Task brief: Transcribe all the records exactly and omit any images they hold.

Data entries

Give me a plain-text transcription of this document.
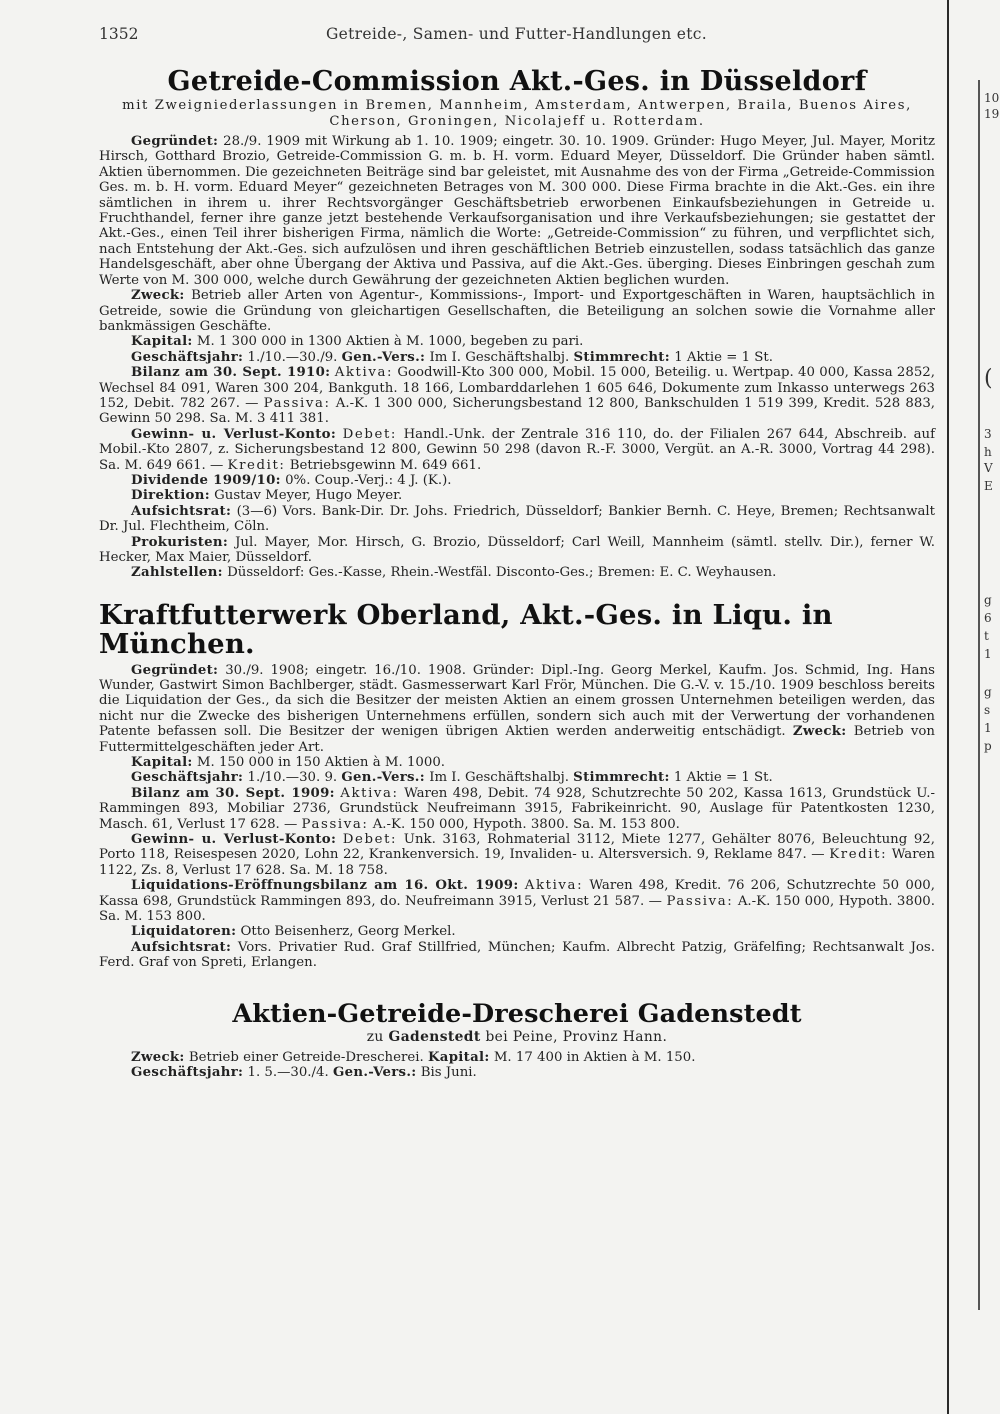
10
19
(
3
h
V
E
g
6
t
1
g
s
1
p
1352	Getreide-, Samen- und Futter-Handlungen etc.
Getreide-Commission Akt.-Ges. in Düsseldorf
mit Zweigniederlassungen in Bremen, Mannheim, Amsterdam, Antwerpen, Braila, Buenos Aires, Cherson, Groningen, Nicolajeff u. Rotterdam.

Gegründet: 28./9. 1909 mit Wirkung ab 1. 10. 1909; eingetr. 30. 10. 1909. Gründer: Hugo Meyer, Jul. Mayer, Moritz Hirsch, Gotthard Brozio, Getreide-Commission G. m. b. H. vorm. Eduard Meyer, Düsseldorf. Die Gründer haben sämtl. Aktien übernommen. Die gezeichneten Beiträge sind bar geleistet, mit Ausnahme des von der Firma „Getreide-Commission Ges. m. b. H. vorm. Eduard Meyer“ gezeichneten Betrages von M. 300 000. Diese Firma brachte in die Akt.-Ges. ein ihre sämtlichen in ihrem u. ihrer Rechtsvorgänger Geschäftsbetrieb erworbenen Einkaufsbeziehungen in Getreide u. Fruchthandel, ferner ihre ganze jetzt bestehende Verkaufsorganisation und ihre Verkaufsbeziehungen; sie gestattet der Akt.-Ges., einen Teil ihrer bisherigen Firma, nämlich die Worte: „Getreide-Commission“ zu führen, und verpflichtet sich, nach Entstehung der Akt.-Ges. sich aufzulösen und ihren geschäftlichen Betrieb einzustellen, sodass tatsächlich das ganze Handelsgeschäft, aber ohne Übergang der Aktiva und Passiva, auf die Akt.-Ges. überging. Dieses Einbringen geschah zum Werte von M. 300 000, welche durch Gewährung der gezeichneten Aktien beglichen wurden.

Zweck: Betrieb aller Arten von Agentur-, Kommissions-, Import- und Exportgeschäften in Waren, hauptsächlich in Getreide, sowie die Gründung von gleichartigen Gesellschaften, die Beteiligung an solchen sowie die Vornahme aller bankmässigen Geschäfte.

Kapital: M. 1 300 000 in 1300 Aktien à M. 1000, begeben zu pari.

Geschäftsjahr: 1./10.—30./9. Gen.-Vers.: Im I. Geschäftshalbj. Stimmrecht: 1 Aktie = 1 St.

Bilanz am 30. Sept. 1910: Aktiva: Goodwill-Kto 300 000, Mobil. 15 000, Beteilig. u. Wertpap. 40 000, Kassa 2852, Wechsel 84 091, Waren 300 204, Bankguth. 18 166, Lombarddarlehen 1 605 646, Dokumente zum Inkasso unterwegs 263 152, Debit. 782 267. — Passiva: A.-K. 1 300 000, Sicherungsbestand 12 800, Bankschulden 1 519 399, Kredit. 528 883, Gewinn 50 298. Sa. M. 3 411 381.

Gewinn- u. Verlust-Konto: Debet: Handl.-Unk. der Zentrale 316 110, do. der Filialen 267 644, Abschreib. auf Mobil.-Kto 2807, z. Sicherungsbestand 12 800, Gewinn 50 298 (davon R.-F. 3000, Vergüt. an A.-R. 3000, Vortrag 44 298). Sa. M. 649 661. — Kredit: Betriebsgewinn M. 649 661.

Dividende 1909/10: 0%. Coup.-Verj.: 4 J. (K.).

Direktion: Gustav Meyer, Hugo Meyer.

Aufsichtsrat: (3—6) Vors. Bank-Dir. Dr. Johs. Friedrich, Düsseldorf; Bankier Bernh. C. Heye, Bremen; Rechtsanwalt Dr. Jul. Flechtheim, Cöln.

Prokuristen: Jul. Mayer, Mor. Hirsch, G. Brozio, Düsseldorf; Carl Weill, Mannheim (sämtl. stellv. Dir.), ferner W. Hecker, Max Maier, Düsseldorf.

Zahlstellen: Düsseldorf: Ges.-Kasse, Rhein.-Westfäl. Disconto-Ges.; Bremen: E. C. Weyhausen.

Kraftfutterwerk Oberland, Akt.-Ges. in Liqu. in München.

Gegründet: 30./9. 1908; eingetr. 16./10. 1908. Gründer: Dipl.-Ing. Georg Merkel, Kaufm. Jos. Schmid, Ing. Hans Wunder, Gastwirt Simon Bachlberger, städt. Gasmesserwart Karl Frör, München. Die G.-V. v. 15./10. 1909 beschloss bereits die Liquidation der Ges., da sich die Besitzer der meisten Aktien an einem grossen Unternehmen beteiligen werden, das nicht nur die Zwecke des bisherigen Unternehmens erfüllen, sondern sich auch mit der Verwertung der vorhandenen Patente befassen soll. Die Besitzer der wenigen übrigen Aktien werden anderweitig entschädigt. Zweck: Betrieb von Futtermittelgeschäften jeder Art.

Kapital: M. 150 000 in 150 Aktien à M. 1000.

Geschäftsjahr: 1./10.—30. 9. Gen.-Vers.: Im I. Geschäftshalbj. Stimmrecht: 1 Aktie = 1 St.

Bilanz am 30. Sept. 1909: Aktiva: Waren 498, Debit. 74 928, Schutzrechte 50 202, Kassa 1613, Grundstück U.-Rammingen 893, Mobiliar 2736, Grundstück Neufreimann 3915, Fabrikeinricht. 90, Auslage für Patentkosten 1230, Masch. 61, Verlust 17 628. — Passiva: A.-K. 150 000, Hypoth. 3800. Sa. M. 153 800.

Gewinn- u. Verlust-Konto: Debet: Unk. 3163, Rohmaterial 3112, Miete 1277, Gehälter 8076, Beleuchtung 92, Porto 118, Reisespesen 2020, Lohn 22, Krankenversich. 19, Invaliden- u. Altersversich. 9, Reklame 847. — Kredit: Waren 1122, Zs. 8, Verlust 17 628. Sa. M. 18 758.

Liquidations-Eröffnungsbilanz am 16. Okt. 1909: Aktiva: Waren 498, Kredit. 76 206, Schutzrechte 50 000, Kassa 698, Grundstück Rammingen 893, do. Neufreimann 3915, Verlust 21 587. — Passiva: A.-K. 150 000, Hypoth. 3800. Sa. M. 153 800.

Liquidatoren: Otto Beisenherz, Georg Merkel.

Aufsichtsrat: Vors. Privatier Rud. Graf Stillfried, München; Kaufm. Albrecht Patzig, Gräfelfing; Rechtsanwalt Jos. Ferd. Graf von Spreti, Erlangen.

Aktien-Getreide-Drescherei Gadenstedt
zu Gadenstedt bei Peine, Provinz Hann.

Zweck: Betrieb einer Getreide-Drescherei. Kapital: M. 17 400 in Aktien à M. 150.

Geschäftsjahr: 1. 5.—30./4. Gen.-Vers.: Bis Juni.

Reply:
Give me a plain-text transcription of this document.
10
19
(
3
h
V
E
g
6
t
1
g
s
1
p
1352	Getreide-, Samen- und Futter-Handlungen etc.
Getreide-Commission Akt.-Ges. in Düsseldorf
mit Zweigniederlassungen in Bremen, Mannheim, Amsterdam, Antwerpen, Braila, Buenos Aires, Cherson, Groningen, Nicolajeff u. Rotterdam.

Gegründet: 28./9. 1909 mit Wirkung ab 1. 10. 1909; eingetr. 30. 10. 1909. Gründer: Hugo Meyer, Jul. Mayer, Moritz Hirsch, Gotthard Brozio, Getreide-Commission G. m. b. H. vorm. Eduard Meyer, Düsseldorf. Die Gründer haben sämtl. Aktien übernommen. Die gezeichneten Beiträge sind bar geleistet, mit Ausnahme des von der Firma „Getreide-Commission Ges. m. b. H. vorm. Eduard Meyer“ gezeichneten Betrages von M. 300 000. Diese Firma brachte in die Akt.-Ges. ein ihre sämtlichen in ihrem u. ihrer Rechtsvorgänger Geschäftsbetrieb erworbenen Einkaufsbeziehungen in Getreide u. Fruchthandel, ferner ihre ganze jetzt bestehende Verkaufsorganisation und ihre Verkaufsbeziehungen; sie gestattet der Akt.-Ges., einen Teil ihrer bisherigen Firma, nämlich die Worte: „Getreide-Commission“ zu führen, und verpflichtet sich, nach Entstehung der Akt.-Ges. sich aufzulösen und ihren geschäftlichen Betrieb einzustellen, sodass tatsächlich das ganze Handelsgeschäft, aber ohne Übergang der Aktiva und Passiva, auf die Akt.-Ges. überging. Dieses Einbringen geschah zum Werte von M. 300 000, welche durch Gewährung der gezeichneten Aktien beglichen wurden.

Zweck: Betrieb aller Arten von Agentur-, Kommissions-, Import- und Exportgeschäften in Waren, hauptsächlich in Getreide, sowie die Gründung von gleichartigen Gesellschaften, die Beteiligung an solchen sowie die Vornahme aller bankmässigen Geschäfte.

Kapital: M. 1 300 000 in 1300 Aktien à M. 1000, begeben zu pari.

Geschäftsjahr: 1./10.—30./9. Gen.-Vers.: Im I. Geschäftshalbj. Stimmrecht: 1 Aktie = 1 St.

Bilanz am 30. Sept. 1910: Aktiva: Goodwill-Kto 300 000, Mobil. 15 000, Beteilig. u. Wertpap. 40 000, Kassa 2852, Wechsel 84 091, Waren 300 204, Bankguth. 18 166, Lombarddarlehen 1 605 646, Dokumente zum Inkasso unterwegs 263 152, Debit. 782 267. — Passiva: A.-K. 1 300 000, Sicherungsbestand 12 800, Bankschulden 1 519 399, Kredit. 528 883, Gewinn 50 298. Sa. M. 3 411 381.

Gewinn- u. Verlust-Konto: Debet: Handl.-Unk. der Zentrale 316 110, do. der Filialen 267 644, Abschreib. auf Mobil.-Kto 2807, z. Sicherungsbestand 12 800, Gewinn 50 298 (davon R.-F. 3000, Vergüt. an A.-R. 3000, Vortrag 44 298). Sa. M. 649 661. — Kredit: Betriebsgewinn M. 649 661.

Dividende 1909/10: 0%. Coup.-Verj.: 4 J. (K.).

Direktion: Gustav Meyer, Hugo Meyer.

Aufsichtsrat: (3—6) Vors. Bank-Dir. Dr. Johs. Friedrich, Düsseldorf; Bankier Bernh. C. Heye, Bremen; Rechtsanwalt Dr. Jul. Flechtheim, Cöln.

Prokuristen: Jul. Mayer, Mor. Hirsch, G. Brozio, Düsseldorf; Carl Weill, Mannheim (sämtl. stellv. Dir.), ferner W. Hecker, Max Maier, Düsseldorf.

Zahlstellen: Düsseldorf: Ges.-Kasse, Rhein.-Westfäl. Disconto-Ges.; Bremen: E. C. Weyhausen.

Kraftfutterwerk Oberland, Akt.-Ges. in Liqu. in München.

Gegründet: 30./9. 1908; eingetr. 16./10. 1908. Gründer: Dipl.-Ing. Georg Merkel, Kaufm. Jos. Schmid, Ing. Hans Wunder, Gastwirt Simon Bachlberger, städt. Gasmesserwart Karl Frör, München. Die G.-V. v. 15./10. 1909 beschloss bereits die Liquidation der Ges., da sich die Besitzer der meisten Aktien an einem grossen Unternehmen beteiligen werden, das nicht nur die Zwecke des bisherigen Unternehmens erfüllen, sondern sich auch mit der Verwertung der vorhandenen Patente befassen soll. Die Besitzer der wenigen übrigen Aktien werden anderweitig entschädigt. Zweck: Betrieb von Futtermittelgeschäften jeder Art.

Kapital: M. 150 000 in 150 Aktien à M. 1000.

Geschäftsjahr: 1./10.—30. 9. Gen.-Vers.: Im I. Geschäftshalbj. Stimmrecht: 1 Aktie = 1 St.

Bilanz am 30. Sept. 1909: Aktiva: Waren 498, Debit. 74 928, Schutzrechte 50 202, Kassa 1613, Grundstück U.-Rammingen 893, Mobiliar 2736, Grundstück Neufreimann 3915, Fabrikeinricht. 90, Auslage für Patentkosten 1230, Masch. 61, Verlust 17 628. — Passiva: A.-K. 150 000, Hypoth. 3800. Sa. M. 153 800.

Gewinn- u. Verlust-Konto: Debet: Unk. 3163, Rohmaterial 3112, Miete 1277, Gehälter 8076, Beleuchtung 92, Porto 118, Reisespesen 2020, Lohn 22, Krankenversich. 19, Invaliden- u. Altersversich. 9, Reklame 847. — Kredit: Waren 1122, Zs. 8, Verlust 17 628. Sa. M. 18 758.

Liquidations-Eröffnungsbilanz am 16. Okt. 1909: Aktiva: Waren 498, Kredit. 76 206, Schutzrechte 50 000, Kassa 698, Grundstück Rammingen 893, do. Neufreimann 3915, Verlust 21 587. — Passiva: A.-K. 150 000, Hypoth. 3800. Sa. M. 153 800.

Liquidatoren: Otto Beisenherz, Georg Merkel.

Aufsichtsrat: Vors. Privatier Rud. Graf Stillfried, München; Kaufm. Albrecht Patzig, Gräfelfing; Rechtsanwalt Jos. Ferd. Graf von Spreti, Erlangen.

Aktien-Getreide-Drescherei Gadenstedt
zu Gadenstedt bei Peine, Provinz Hann.

Zweck: Betrieb einer Getreide-Drescherei. Kapital: M. 17 400 in Aktien à M. 150.

Geschäftsjahr: 1. 5.—30./4. Gen.-Vers.: Bis Juni.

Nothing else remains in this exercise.